• _Provided material_:
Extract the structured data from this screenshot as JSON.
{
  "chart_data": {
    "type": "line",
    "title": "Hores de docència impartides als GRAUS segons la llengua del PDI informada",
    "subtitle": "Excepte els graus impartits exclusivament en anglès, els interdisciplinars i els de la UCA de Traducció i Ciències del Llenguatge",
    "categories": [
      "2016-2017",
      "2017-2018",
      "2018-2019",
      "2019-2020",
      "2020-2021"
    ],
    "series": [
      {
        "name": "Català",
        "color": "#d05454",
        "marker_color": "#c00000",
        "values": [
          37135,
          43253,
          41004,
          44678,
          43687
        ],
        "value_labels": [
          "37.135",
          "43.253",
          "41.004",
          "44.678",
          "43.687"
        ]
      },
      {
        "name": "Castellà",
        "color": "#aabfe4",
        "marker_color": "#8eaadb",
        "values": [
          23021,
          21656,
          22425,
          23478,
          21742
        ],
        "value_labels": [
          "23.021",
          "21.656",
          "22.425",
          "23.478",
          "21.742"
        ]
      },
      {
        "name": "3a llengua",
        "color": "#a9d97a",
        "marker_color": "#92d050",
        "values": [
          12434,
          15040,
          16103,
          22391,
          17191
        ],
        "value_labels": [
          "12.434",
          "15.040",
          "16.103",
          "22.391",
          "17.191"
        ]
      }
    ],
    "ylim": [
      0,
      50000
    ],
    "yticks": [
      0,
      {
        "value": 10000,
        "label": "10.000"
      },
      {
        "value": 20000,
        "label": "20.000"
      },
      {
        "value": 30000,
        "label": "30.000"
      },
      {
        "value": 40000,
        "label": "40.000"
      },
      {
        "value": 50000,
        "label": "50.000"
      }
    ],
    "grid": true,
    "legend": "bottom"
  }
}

• _Problem to work on_: Write down all the entries again without a single difference.

• _Completed task_:
Extract the structured data from this screenshot as JSON.
{
  "chart_data": {
    "type": "line",
    "title": "Hores de docència impartides als GRAUS segons la llengua del PDI informada",
    "subtitle": "Excepte els graus impartits exclusivament en anglès, els interdisciplinars i els de la UCA de Traducció i Ciències del Llenguatge",
    "categories": [
      "2016-2017",
      "2017-2018",
      "2018-2019",
      "2019-2020",
      "2020-2021"
    ],
    "series": [
      {
        "name": "Català",
        "color": "#d05454",
        "marker_color": "#c00000",
        "values": [
          37135,
          43253,
          41004,
          44678,
          43687
        ],
        "value_labels": [
          "37.135",
          "43.253",
          "41.004",
          "44.678",
          "43.687"
        ]
      },
      {
        "name": "Castellà",
        "color": "#aabfe4",
        "marker_color": "#8eaadb",
        "values": [
          23021,
          21656,
          22425,
          23478,
          21742
        ],
        "value_labels": [
          "23.021",
          "21.656",
          "22.425",
          "23.478",
          "21.742"
        ]
      },
      {
        "name": "3a llengua",
        "color": "#a9d97a",
        "marker_color": "#92d050",
        "values": [
          12434,
          15040,
          16103,
          22391,
          17191
        ],
        "value_labels": [
          "12.434",
          "15.040",
          "16.103",
          "22.391",
          "17.191"
        ]
      }
    ],
    "ylim": [
      0,
      50000
    ],
    "yticks": [
      0,
      {
        "value": 10000,
        "label": "10.000"
      },
      {
        "value": 20000,
        "label": "20.000"
      },
      {
        "value": 30000,
        "label": "30.000"
      },
      {
        "value": 40000,
        "label": "40.000"
      },
      {
        "value": 50000,
        "label": "50.000"
      }
    ],
    "grid": true,
    "legend": "bottom"
  }
}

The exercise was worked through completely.